_EXERCISE REQUIREMENTS_
Copy the lines below word for word.
# Start of DATA SUPPLIED
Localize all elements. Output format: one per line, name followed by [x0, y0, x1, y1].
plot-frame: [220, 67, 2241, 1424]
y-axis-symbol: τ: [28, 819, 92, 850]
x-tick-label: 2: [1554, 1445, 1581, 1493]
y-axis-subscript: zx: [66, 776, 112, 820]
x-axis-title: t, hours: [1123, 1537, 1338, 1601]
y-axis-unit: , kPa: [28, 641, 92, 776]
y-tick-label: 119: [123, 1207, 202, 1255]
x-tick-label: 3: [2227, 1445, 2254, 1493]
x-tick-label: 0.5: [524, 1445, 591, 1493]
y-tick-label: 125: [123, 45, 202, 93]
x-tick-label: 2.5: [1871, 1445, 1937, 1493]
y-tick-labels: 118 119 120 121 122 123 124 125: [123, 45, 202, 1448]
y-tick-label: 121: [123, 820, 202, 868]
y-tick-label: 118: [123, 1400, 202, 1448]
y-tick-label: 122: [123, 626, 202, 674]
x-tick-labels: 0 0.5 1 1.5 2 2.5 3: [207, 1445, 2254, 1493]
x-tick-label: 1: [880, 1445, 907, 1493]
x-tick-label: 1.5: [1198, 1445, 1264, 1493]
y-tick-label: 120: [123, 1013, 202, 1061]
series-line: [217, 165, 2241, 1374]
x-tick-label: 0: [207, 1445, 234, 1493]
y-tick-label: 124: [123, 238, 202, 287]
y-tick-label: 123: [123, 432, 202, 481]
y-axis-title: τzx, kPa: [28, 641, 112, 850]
# End of DATA SUPPLIED
_FINAL RESULT_
Localize all elements. Output format: one per line, name followed by [x0, y0, x1, y1].
plot-frame: [220, 67, 2241, 1424]
y-axis-symbol: τ: [28, 819, 92, 850]
x-tick-label: 2: [1554, 1445, 1581, 1493]
y-axis-subscript: zx: [66, 776, 112, 820]
x-axis-title: t, hours: [1123, 1537, 1338, 1601]
y-axis-unit: , kPa: [28, 641, 92, 776]
y-tick-label: 119: [123, 1207, 202, 1255]
x-tick-label: 3: [2227, 1445, 2254, 1493]
x-tick-label: 0.5: [524, 1445, 591, 1493]
y-tick-label: 125: [123, 45, 202, 93]
x-tick-label: 2.5: [1871, 1445, 1937, 1493]
y-tick-labels: 118 119 120 121 122 123 124 125: [123, 45, 202, 1448]
y-tick-label: 121: [123, 820, 202, 868]
y-tick-label: 118: [123, 1400, 202, 1448]
y-tick-label: 122: [123, 626, 202, 674]
x-tick-labels: 0 0.5 1 1.5 2 2.5 3: [207, 1445, 2254, 1493]
x-tick-label: 1: [880, 1445, 907, 1493]
x-tick-label: 1.5: [1198, 1445, 1264, 1493]
y-tick-label: 120: [123, 1013, 202, 1061]
series-line: [217, 165, 2241, 1374]
x-tick-label: 0: [207, 1445, 234, 1493]
y-tick-label: 124: [123, 238, 202, 287]
y-tick-label: 123: [123, 432, 202, 481]
y-axis-title: τzx, kPa: [28, 641, 112, 850]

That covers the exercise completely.